━━━ Document section ━━━

Ancient Egyptian queen consort

Sitdjehuti/Satibu (died 1550/1500 BC, also Satdjehuti; "Daughter of Thoth") was a princess and queen of the late Seventeenth Dynasty of Egypt. She was a daughter of Pharaoh Senakhtenre Ahmose and Queen Tetisheri. She was the wife of her brother Seqenenre Tao and was the mother of Princess Ahmose.

==Life==
On her sarcophagus, she is stated to be the daughter of Tetisheri. Her other name is given as Satibu.

It is assumed that Sitdjehuti was a daughter of Pharaoh Senakhtenre Ahmose and a sister to Pharaoh Seqenenre Tao and the queens Ahhotep and Ahmose Inhapy. She was married to her (half-)brother Seqenenre Tao and bore him a daughter, Ahmose.

==Titles==
Sitdjehuti's titles include King's Wife, King's Sister, and King's Daughter.

━━━

The problem:
Write out the entire text about the queen Sitdjehuti word for word. The records that follow are drawn from a separate source unrelated to the text.

━━━ Records ━━━

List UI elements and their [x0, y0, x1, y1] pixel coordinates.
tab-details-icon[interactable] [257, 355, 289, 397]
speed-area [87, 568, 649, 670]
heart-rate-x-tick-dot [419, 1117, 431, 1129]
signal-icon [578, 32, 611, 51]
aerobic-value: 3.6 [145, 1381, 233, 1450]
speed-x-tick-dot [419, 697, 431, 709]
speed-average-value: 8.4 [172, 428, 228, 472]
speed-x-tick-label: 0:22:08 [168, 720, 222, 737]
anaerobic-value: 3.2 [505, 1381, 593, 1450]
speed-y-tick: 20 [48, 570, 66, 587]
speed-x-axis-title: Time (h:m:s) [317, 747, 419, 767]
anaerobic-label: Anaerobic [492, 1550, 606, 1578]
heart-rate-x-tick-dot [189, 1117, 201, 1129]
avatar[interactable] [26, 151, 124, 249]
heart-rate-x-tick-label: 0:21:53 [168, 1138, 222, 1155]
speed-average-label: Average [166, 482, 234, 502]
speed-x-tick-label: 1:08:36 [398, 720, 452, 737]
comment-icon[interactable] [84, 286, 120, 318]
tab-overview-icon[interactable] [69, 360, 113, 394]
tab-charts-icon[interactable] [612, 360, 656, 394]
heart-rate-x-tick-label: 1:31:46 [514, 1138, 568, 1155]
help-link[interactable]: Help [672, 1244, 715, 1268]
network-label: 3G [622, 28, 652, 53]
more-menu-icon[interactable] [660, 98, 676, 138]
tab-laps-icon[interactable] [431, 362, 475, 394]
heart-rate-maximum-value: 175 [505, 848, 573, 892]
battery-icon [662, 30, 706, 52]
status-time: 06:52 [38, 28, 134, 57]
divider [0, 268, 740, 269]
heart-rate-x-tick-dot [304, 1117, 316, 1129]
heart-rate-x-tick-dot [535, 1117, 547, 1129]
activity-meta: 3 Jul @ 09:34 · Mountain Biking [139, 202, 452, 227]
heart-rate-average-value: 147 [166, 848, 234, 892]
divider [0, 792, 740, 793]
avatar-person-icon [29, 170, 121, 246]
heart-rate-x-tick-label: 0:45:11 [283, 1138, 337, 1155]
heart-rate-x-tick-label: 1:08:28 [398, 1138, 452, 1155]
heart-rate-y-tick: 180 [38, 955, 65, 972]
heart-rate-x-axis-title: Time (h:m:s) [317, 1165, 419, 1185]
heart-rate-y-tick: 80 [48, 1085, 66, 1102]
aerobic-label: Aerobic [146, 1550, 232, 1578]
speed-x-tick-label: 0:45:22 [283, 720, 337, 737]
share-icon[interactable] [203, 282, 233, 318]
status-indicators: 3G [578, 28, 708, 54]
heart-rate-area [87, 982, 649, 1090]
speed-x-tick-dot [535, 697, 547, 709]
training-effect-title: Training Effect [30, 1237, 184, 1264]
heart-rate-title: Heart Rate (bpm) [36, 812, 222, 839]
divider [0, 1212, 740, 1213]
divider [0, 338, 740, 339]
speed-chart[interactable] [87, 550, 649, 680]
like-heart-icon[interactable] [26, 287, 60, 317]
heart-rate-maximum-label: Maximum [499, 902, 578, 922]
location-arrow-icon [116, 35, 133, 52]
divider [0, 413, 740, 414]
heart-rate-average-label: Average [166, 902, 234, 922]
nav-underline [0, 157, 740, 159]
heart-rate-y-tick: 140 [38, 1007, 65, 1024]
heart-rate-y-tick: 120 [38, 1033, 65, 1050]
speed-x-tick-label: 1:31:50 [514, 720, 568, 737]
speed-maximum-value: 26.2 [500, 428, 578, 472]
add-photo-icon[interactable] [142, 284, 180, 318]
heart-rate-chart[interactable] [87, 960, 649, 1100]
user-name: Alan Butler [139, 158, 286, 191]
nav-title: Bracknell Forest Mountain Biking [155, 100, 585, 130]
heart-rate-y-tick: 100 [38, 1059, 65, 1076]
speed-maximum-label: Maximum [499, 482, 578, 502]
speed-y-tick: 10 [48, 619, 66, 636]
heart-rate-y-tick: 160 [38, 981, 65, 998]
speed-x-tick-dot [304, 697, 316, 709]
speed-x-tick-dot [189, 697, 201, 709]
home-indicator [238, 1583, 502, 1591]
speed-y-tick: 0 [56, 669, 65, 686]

━━━

Solution for this problem:
Ancient Egyptian queen consort

Sitdjehuti/Satibu (died 1550/1500 BC, also Satdjehuti; "Daughter of Thoth") was a princess and queen of the late Seventeenth Dynasty of Egypt. She was a daughter of Pharaoh Senakhtenre Ahmose and Queen Tetisheri. She was the wife of her brother Seqenenre Tao and was the mother of Princess Ahmose.

==Life==
On her sarcophagus, she is stated to be the daughter of Tetisheri. Her other name is given as Satibu.

It is assumed that Sitdjehuti was a daughter of Pharaoh Senakhtenre Ahmose and a sister to Pharaoh Seqenenre Tao and the queens Ahhotep and Ahmose Inhapy. She was married to her (half-)brother Seqenenre Tao and bore him a daughter, Ahmose.

==Titles==
Sitdjehuti's titles include King's Wife, King's Sister, and King's Daughter.